» Required work
Would you output the whole listing below, exactly as it reads?

[Collected data]

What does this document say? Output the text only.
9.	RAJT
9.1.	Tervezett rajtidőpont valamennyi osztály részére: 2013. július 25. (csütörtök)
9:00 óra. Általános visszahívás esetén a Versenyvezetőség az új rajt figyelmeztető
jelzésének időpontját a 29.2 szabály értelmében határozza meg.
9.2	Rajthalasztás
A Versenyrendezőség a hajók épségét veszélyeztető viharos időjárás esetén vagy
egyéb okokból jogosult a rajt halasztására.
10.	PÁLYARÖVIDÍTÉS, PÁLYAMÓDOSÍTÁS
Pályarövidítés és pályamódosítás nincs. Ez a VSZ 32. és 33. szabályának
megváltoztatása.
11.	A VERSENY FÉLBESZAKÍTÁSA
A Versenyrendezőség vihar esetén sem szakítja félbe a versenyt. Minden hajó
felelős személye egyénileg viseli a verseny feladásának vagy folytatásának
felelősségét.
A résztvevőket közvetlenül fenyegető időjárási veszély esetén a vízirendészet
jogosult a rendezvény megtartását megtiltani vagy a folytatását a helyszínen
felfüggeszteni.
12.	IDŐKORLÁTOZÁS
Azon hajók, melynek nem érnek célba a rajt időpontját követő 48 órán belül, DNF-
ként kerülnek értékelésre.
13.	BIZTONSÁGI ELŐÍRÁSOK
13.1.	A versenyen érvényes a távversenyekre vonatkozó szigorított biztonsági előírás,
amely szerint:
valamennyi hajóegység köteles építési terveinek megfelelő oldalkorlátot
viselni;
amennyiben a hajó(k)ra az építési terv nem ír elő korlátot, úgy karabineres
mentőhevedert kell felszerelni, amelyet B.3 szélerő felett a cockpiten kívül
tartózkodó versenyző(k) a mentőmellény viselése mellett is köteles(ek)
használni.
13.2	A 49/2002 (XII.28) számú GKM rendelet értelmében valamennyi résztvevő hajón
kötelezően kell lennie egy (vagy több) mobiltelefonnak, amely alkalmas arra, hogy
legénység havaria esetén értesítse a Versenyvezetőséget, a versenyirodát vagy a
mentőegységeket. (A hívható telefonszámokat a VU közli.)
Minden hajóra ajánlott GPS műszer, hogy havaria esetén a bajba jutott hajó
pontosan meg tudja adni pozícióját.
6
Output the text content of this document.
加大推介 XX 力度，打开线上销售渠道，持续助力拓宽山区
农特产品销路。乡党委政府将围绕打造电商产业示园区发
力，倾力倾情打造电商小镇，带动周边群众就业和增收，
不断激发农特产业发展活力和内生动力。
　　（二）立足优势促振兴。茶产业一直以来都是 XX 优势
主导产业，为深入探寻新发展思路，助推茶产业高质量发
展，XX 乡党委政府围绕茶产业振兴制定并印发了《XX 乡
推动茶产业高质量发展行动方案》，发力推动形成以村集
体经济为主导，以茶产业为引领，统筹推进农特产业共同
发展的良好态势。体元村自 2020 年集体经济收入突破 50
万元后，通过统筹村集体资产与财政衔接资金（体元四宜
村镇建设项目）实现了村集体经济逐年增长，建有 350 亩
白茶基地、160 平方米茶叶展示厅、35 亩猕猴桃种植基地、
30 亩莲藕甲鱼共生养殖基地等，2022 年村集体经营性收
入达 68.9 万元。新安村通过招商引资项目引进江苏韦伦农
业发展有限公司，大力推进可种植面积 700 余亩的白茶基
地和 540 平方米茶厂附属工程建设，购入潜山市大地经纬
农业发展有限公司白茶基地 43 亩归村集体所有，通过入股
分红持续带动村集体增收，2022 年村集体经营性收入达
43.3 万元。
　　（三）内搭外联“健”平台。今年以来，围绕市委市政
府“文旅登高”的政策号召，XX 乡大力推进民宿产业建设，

» Exercise solution
What does this document say? Output the text only.
9.	RAJT
9.1.	Tervezett rajtidőpont valamennyi osztály részére: 2013. július 25. (csütörtök)
9:00 óra. Általános visszahívás esetén a Versenyvezetőség az új rajt figyelmeztető
jelzésének időpontját a 29.2 szabály értelmében határozza meg.
9.2	Rajthalasztás
A Versenyrendezőség a hajók épségét veszélyeztető viharos időjárás esetén vagy
egyéb okokból jogosult a rajt halasztására.
10.	PÁLYARÖVIDÍTÉS, PÁLYAMÓDOSÍTÁS
Pályarövidítés és pályamódosítás nincs. Ez a VSZ 32. és 33. szabályának
megváltoztatása.
11.	A VERSENY FÉLBESZAKÍTÁSA
A Versenyrendezőség vihar esetén sem szakítja félbe a versenyt. Minden hajó
felelős személye egyénileg viseli a verseny feladásának vagy folytatásának
felelősségét.
A résztvevőket közvetlenül fenyegető időjárási veszély esetén a vízirendészet
jogosult a rendezvény megtartását megtiltani vagy a folytatását a helyszínen
felfüggeszteni.
12.	IDŐKORLÁTOZÁS
Azon hajók, melynek nem érnek célba a rajt időpontját követő 48 órán belül, DNF-
ként kerülnek értékelésre.
13.	BIZTONSÁGI ELŐÍRÁSOK
13.1.	A versenyen érvényes a távversenyekre vonatkozó szigorított biztonsági előírás,
amely szerint:
valamennyi hajóegység köteles építési terveinek megfelelő oldalkorlátot
viselni;
amennyiben a hajó(k)ra az építési terv nem ír elő korlátot, úgy karabineres
mentőhevedert kell felszerelni, amelyet B.3 szélerő felett a cockpiten kívül
tartózkodó versenyző(k) a mentőmellény viselése mellett is köteles(ek)
használni.
13.2	A 49/2002 (XII.28) számú GKM rendelet értelmében valamennyi résztvevő hajón
kötelezően kell lennie egy (vagy több) mobiltelefonnak, amely alkalmas arra, hogy
legénység havaria esetén értesítse a Versenyvezetőséget, a versenyirodát vagy a
mentőegységeket. (A hívható telefonszámokat a VU közli.)
Minden hajóra ajánlott GPS műszer, hogy havaria esetén a bajba jutott hajó
pontosan meg tudja adni pozícióját.
6
Output the text content of this document.
加大推介 XX 力度，打开线上销售渠道，持续助力拓宽山区
农特产品销路。乡党委政府将围绕打造电商产业示园区发
力，倾力倾情打造电商小镇，带动周边群众就业和增收，
不断激发农特产业发展活力和内生动力。
　　（二）立足优势促振兴。茶产业一直以来都是 XX 优势
主导产业，为深入探寻新发展思路，助推茶产业高质量发
展，XX 乡党委政府围绕茶产业振兴制定并印发了《XX 乡
推动茶产业高质量发展行动方案》，发力推动形成以村集
体经济为主导，以茶产业为引领，统筹推进农特产业共同
发展的良好态势。体元村自 2020 年集体经济收入突破 50
万元后，通过统筹村集体资产与财政衔接资金（体元四宜
村镇建设项目）实现了村集体经济逐年增长，建有 350 亩
白茶基地、160 平方米茶叶展示厅、35 亩猕猴桃种植基地、
30 亩莲藕甲鱼共生养殖基地等，2022 年村集体经营性收
入达 68.9 万元。新安村通过招商引资项目引进江苏韦伦农
业发展有限公司，大力推进可种植面积 700 余亩的白茶基
地和 540 平方米茶厂附属工程建设，购入潜山市大地经纬
农业发展有限公司白茶基地 43 亩归村集体所有，通过入股
分红持续带动村集体增收，2022 年村集体经营性收入达
43.3 万元。
　　（三）内搭外联“健”平台。今年以来，围绕市委市政
府“文旅登高”的政策号召，XX 乡大力推进民宿产业建设，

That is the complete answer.